Collected data entries:
________________________
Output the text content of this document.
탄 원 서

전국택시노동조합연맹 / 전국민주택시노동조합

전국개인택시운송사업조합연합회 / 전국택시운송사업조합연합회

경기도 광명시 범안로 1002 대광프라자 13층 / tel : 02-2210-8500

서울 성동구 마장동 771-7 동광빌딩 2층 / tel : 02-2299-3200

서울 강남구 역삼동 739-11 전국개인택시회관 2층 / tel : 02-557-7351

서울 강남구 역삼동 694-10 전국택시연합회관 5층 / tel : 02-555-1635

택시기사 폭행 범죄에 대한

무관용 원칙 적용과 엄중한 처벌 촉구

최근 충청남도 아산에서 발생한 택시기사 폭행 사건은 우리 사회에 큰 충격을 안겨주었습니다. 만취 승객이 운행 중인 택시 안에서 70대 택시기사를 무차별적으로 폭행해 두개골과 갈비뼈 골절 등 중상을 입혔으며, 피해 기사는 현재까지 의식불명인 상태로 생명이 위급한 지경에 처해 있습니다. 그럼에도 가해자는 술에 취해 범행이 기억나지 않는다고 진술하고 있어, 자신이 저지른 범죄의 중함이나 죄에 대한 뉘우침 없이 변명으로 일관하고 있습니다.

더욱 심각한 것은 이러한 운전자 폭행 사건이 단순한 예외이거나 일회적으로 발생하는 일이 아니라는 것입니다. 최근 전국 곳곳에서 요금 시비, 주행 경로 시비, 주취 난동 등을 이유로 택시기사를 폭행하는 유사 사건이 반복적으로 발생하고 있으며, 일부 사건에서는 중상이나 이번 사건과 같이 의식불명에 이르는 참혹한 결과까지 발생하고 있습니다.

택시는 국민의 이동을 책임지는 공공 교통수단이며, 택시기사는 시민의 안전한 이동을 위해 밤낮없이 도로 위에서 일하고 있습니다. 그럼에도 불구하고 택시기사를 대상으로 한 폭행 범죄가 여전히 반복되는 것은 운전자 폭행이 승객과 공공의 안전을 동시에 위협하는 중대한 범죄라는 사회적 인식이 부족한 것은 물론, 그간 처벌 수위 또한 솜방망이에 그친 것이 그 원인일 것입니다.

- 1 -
________________________
Report how many lines of the preceding records include "있습니다". Output the number only.

### EXERCISE RESULT:
3